=== Given exercise ===
Copy every line of the records below verbatim, from the first line to the last.

=== Given records ===
####
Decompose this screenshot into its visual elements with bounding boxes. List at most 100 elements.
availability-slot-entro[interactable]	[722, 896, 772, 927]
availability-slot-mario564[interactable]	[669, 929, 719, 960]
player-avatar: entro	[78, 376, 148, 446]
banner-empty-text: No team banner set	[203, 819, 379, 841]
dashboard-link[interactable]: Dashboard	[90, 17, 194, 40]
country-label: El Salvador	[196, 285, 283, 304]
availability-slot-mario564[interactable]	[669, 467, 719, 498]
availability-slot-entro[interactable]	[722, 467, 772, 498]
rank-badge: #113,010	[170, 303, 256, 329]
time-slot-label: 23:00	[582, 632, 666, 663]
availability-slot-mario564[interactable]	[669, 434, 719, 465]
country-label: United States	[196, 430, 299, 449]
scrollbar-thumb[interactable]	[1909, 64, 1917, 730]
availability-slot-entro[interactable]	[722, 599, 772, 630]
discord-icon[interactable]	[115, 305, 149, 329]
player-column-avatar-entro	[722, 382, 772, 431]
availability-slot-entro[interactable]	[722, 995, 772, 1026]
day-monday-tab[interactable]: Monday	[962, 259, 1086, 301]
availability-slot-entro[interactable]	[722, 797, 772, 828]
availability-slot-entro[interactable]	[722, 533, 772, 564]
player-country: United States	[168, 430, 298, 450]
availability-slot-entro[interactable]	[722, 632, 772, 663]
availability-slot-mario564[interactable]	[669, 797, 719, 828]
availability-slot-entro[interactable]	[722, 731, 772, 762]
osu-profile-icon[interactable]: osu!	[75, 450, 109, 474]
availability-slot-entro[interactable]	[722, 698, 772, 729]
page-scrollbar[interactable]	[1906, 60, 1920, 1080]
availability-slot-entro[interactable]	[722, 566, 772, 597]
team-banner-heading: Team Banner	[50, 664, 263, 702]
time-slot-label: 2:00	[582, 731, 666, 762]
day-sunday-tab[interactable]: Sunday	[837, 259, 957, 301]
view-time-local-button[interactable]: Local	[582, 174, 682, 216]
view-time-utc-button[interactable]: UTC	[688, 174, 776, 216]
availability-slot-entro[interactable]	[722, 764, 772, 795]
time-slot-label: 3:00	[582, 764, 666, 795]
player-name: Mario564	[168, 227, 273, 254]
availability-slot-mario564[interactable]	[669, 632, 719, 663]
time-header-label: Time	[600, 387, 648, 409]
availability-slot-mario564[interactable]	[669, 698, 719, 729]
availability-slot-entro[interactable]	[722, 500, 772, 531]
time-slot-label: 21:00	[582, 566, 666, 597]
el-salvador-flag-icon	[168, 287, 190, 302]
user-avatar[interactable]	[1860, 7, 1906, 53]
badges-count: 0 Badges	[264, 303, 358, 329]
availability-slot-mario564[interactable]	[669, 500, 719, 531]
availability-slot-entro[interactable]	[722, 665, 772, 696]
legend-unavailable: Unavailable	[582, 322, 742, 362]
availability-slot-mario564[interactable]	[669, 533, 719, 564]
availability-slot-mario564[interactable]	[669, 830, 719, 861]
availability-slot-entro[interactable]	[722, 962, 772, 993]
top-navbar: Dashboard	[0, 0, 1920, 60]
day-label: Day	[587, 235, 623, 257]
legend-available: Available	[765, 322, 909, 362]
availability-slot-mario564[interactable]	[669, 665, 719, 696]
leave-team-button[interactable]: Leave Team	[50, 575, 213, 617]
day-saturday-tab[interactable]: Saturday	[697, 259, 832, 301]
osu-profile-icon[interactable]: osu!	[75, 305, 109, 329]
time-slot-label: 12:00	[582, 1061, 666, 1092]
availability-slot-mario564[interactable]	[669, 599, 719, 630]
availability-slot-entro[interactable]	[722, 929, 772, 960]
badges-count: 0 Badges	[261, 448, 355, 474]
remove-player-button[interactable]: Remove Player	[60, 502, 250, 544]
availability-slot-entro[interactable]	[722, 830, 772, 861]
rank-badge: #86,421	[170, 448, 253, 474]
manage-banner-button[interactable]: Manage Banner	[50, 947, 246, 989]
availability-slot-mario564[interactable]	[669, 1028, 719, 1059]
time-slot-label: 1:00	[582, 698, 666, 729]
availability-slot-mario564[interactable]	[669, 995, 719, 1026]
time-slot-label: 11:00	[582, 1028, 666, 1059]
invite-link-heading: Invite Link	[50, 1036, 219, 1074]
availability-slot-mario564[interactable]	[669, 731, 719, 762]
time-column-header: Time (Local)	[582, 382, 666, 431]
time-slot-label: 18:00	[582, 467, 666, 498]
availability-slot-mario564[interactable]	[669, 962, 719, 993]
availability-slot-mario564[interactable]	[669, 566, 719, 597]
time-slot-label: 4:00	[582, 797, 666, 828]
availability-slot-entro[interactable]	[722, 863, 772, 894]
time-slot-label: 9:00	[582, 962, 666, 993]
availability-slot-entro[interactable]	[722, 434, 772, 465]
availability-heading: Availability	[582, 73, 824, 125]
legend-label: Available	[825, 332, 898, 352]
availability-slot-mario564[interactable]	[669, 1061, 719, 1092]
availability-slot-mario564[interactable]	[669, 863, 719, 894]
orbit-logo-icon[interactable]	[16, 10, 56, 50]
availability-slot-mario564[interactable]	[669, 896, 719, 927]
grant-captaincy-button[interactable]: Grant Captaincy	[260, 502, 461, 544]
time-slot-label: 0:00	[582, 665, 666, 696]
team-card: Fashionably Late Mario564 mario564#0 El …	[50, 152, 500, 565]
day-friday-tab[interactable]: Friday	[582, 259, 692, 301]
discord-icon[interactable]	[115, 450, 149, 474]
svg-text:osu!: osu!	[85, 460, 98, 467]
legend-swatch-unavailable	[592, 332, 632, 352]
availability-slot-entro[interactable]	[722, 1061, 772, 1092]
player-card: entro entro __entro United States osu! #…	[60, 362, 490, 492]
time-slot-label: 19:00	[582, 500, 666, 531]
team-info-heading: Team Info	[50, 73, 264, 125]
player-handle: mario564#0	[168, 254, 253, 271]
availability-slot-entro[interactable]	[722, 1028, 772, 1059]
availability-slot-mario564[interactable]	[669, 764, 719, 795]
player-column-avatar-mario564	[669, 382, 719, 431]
####
=== Final answer ===
Decompose this screenshot into its visual elements with bounding boxes. List at most 100 elements.
availability-slot-entro[interactable]	[722, 896, 772, 927]
availability-slot-mario564[interactable]	[669, 929, 719, 960]
player-avatar: entro	[78, 376, 148, 446]
banner-empty-text: No team banner set	[203, 819, 379, 841]
dashboard-link[interactable]: Dashboard	[90, 17, 194, 40]
country-label: El Salvador	[196, 285, 283, 304]
availability-slot-mario564[interactable]	[669, 467, 719, 498]
availability-slot-entro[interactable]	[722, 467, 772, 498]
rank-badge: #113,010	[170, 303, 256, 329]
time-slot-label: 23:00	[582, 632, 666, 663]
availability-slot-mario564[interactable]	[669, 434, 719, 465]
country-label: United States	[196, 430, 299, 449]
scrollbar-thumb[interactable]	[1909, 64, 1917, 730]
availability-slot-entro[interactable]	[722, 599, 772, 630]
discord-icon[interactable]	[115, 305, 149, 329]
player-column-avatar-entro	[722, 382, 772, 431]
availability-slot-entro[interactable]	[722, 995, 772, 1026]
day-monday-tab[interactable]: Monday	[962, 259, 1086, 301]
availability-slot-entro[interactable]	[722, 797, 772, 828]
availability-slot-entro[interactable]	[722, 533, 772, 564]
player-country: United States	[168, 430, 298, 450]
availability-slot-entro[interactable]	[722, 632, 772, 663]
availability-slot-mario564[interactable]	[669, 797, 719, 828]
availability-slot-entro[interactable]	[722, 731, 772, 762]
osu-profile-icon[interactable]: osu!	[75, 450, 109, 474]
availability-slot-entro[interactable]	[722, 698, 772, 729]
page-scrollbar[interactable]	[1906, 60, 1920, 1080]
availability-slot-entro[interactable]	[722, 566, 772, 597]
team-banner-heading: Team Banner	[50, 664, 263, 702]
time-slot-label: 2:00	[582, 731, 666, 762]
day-sunday-tab[interactable]: Sunday	[837, 259, 957, 301]
view-time-local-button[interactable]: Local	[582, 174, 682, 216]
view-time-utc-button[interactable]: UTC	[688, 174, 776, 216]
availability-slot-entro[interactable]	[722, 764, 772, 795]
time-slot-label: 3:00	[582, 764, 666, 795]
player-name: Mario564	[168, 227, 273, 254]
availability-slot-mario564[interactable]	[669, 632, 719, 663]
time-header-label: Time	[600, 387, 648, 409]
availability-slot-mario564[interactable]	[669, 698, 719, 729]
availability-slot-entro[interactable]	[722, 500, 772, 531]
time-slot-label: 21:00	[582, 566, 666, 597]
el-salvador-flag-icon	[168, 287, 190, 302]
user-avatar[interactable]	[1860, 7, 1906, 53]
badges-count: 0 Badges	[264, 303, 358, 329]
availability-slot-mario564[interactable]	[669, 500, 719, 531]
availability-slot-entro[interactable]	[722, 665, 772, 696]
legend-unavailable: Unavailable	[582, 322, 742, 362]
availability-slot-mario564[interactable]	[669, 533, 719, 564]
availability-slot-mario564[interactable]	[669, 830, 719, 861]
availability-slot-entro[interactable]	[722, 962, 772, 993]
top-navbar: Dashboard	[0, 0, 1920, 60]
day-label: Day	[587, 235, 623, 257]
legend-available: Available	[765, 322, 909, 362]
availability-slot-mario564[interactable]	[669, 665, 719, 696]
leave-team-button[interactable]: Leave Team	[50, 575, 213, 617]
day-saturday-tab[interactable]: Saturday	[697, 259, 832, 301]
osu-profile-icon[interactable]: osu!	[75, 305, 109, 329]
time-slot-label: 12:00	[582, 1061, 666, 1092]
availability-slot-mario564[interactable]	[669, 599, 719, 630]
availability-slot-entro[interactable]	[722, 929, 772, 960]
badges-count: 0 Badges	[261, 448, 355, 474]
remove-player-button[interactable]: Remove Player	[60, 502, 250, 544]
availability-slot-entro[interactable]	[722, 830, 772, 861]
rank-badge: #86,421	[170, 448, 253, 474]
manage-banner-button[interactable]: Manage Banner	[50, 947, 246, 989]
availability-slot-mario564[interactable]	[669, 1028, 719, 1059]
time-slot-label: 1:00	[582, 698, 666, 729]
availability-slot-mario564[interactable]	[669, 995, 719, 1026]
time-slot-label: 11:00	[582, 1028, 666, 1059]
invite-link-heading: Invite Link	[50, 1036, 219, 1074]
availability-slot-mario564[interactable]	[669, 731, 719, 762]
time-column-header: Time (Local)	[582, 382, 666, 431]
time-slot-label: 18:00	[582, 467, 666, 498]
availability-slot-mario564[interactable]	[669, 962, 719, 993]
availability-slot-mario564[interactable]	[669, 566, 719, 597]
time-slot-label: 4:00	[582, 797, 666, 828]
availability-slot-entro[interactable]	[722, 863, 772, 894]
time-slot-label: 9:00	[582, 962, 666, 993]
availability-slot-entro[interactable]	[722, 434, 772, 465]
availability-heading: Availability	[582, 73, 824, 125]
legend-label: Available	[825, 332, 898, 352]
availability-slot-mario564[interactable]	[669, 1061, 719, 1092]
availability-slot-mario564[interactable]	[669, 863, 719, 894]
orbit-logo-icon[interactable]	[16, 10, 56, 50]
availability-slot-mario564[interactable]	[669, 896, 719, 927]
grant-captaincy-button[interactable]: Grant Captaincy	[260, 502, 461, 544]
time-slot-label: 0:00	[582, 665, 666, 696]
team-card: Fashionably Late Mario564 mario564#0 El …	[50, 152, 500, 565]
day-friday-tab[interactable]: Friday	[582, 259, 692, 301]
discord-icon[interactable]	[115, 450, 149, 474]
svg-text:osu!: osu!	[85, 460, 98, 467]
legend-swatch-unavailable	[592, 332, 632, 352]
availability-slot-entro[interactable]	[722, 1061, 772, 1092]
player-card: entro entro __entro United States osu! #…	[60, 362, 490, 492]
time-slot-label: 19:00	[582, 500, 666, 531]
team-info-heading: Team Info	[50, 73, 264, 125]
player-handle: mario564#0	[168, 254, 253, 271]
availability-slot-entro[interactable]	[722, 1028, 772, 1059]
availability-slot-mario564[interactable]	[669, 764, 719, 795]
player-column-avatar-mario564	[669, 382, 719, 431]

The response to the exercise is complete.